-- TASK INSTRUCTIONS --
In the HGeometry matrix class documentation, what is the return type of matrixFromList?
** Start QUOTED PASSAGE **
Copyright	(C) Frank Staals
License	see the LICENSE file
Maintainer	Frank Staals
Safe Haskell	None
Language	GHC2021

HGeometry.Matrix.Class

Description

A class of types representing matrices

Synopsis

class (r ~ NumType matrix, Ixed matrix, IxValue matrix ~ r, Index matrix ~ (Int, Int), HasElements matrix matrix) => Matrix_ matrix (n :: Nat) (m :: Nat) r | matrix -> n, matrix -> m, matrix -> r where
- identityMatrix :: matrix
- generateMatrix :: ((Int, Int) -> r) -> matrix
- matrixFromList :: [r] -> Maybe matrix
- matrixFromRows :: Vector_ rowVector n (Vector m r) => rowVector -> matrix
- (!*!) :: forall matrix' (m' :: Nat) matrix''. (Matrix_ matrix' m m' r, Matrix_ matrix'' n m' r, Num r, Has_ Additive_ m r) => matrix -> matrix' -> matrix''
- (!*) :: matrix -> Vector m r -> Vector n r
- (*!!) :: r -> matrix -> matrix
- (!!*) :: matrix -> r -> matrix
- rows :: Lens' matrix (Vector n (Vector m r))
** End QUOTED PASSAGE **
** Start DATA SHOWN **
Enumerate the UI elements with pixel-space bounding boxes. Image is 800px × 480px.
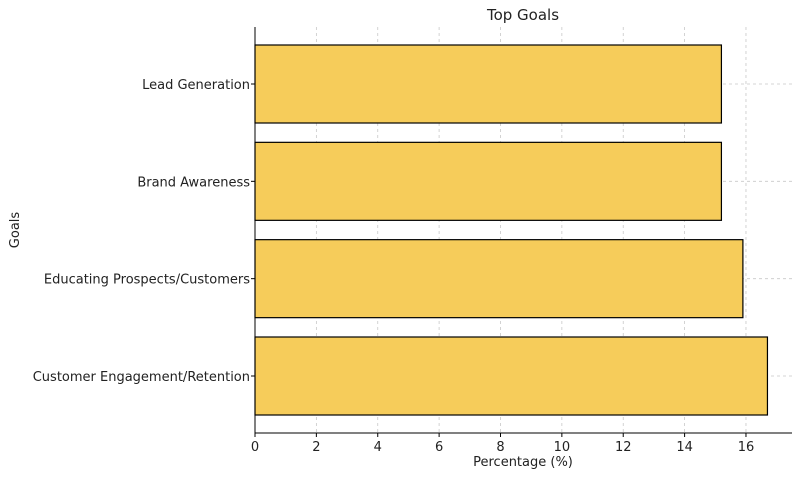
** End DATA SHOWN **
-- THE COMPLETED TASK --
Maybe matrix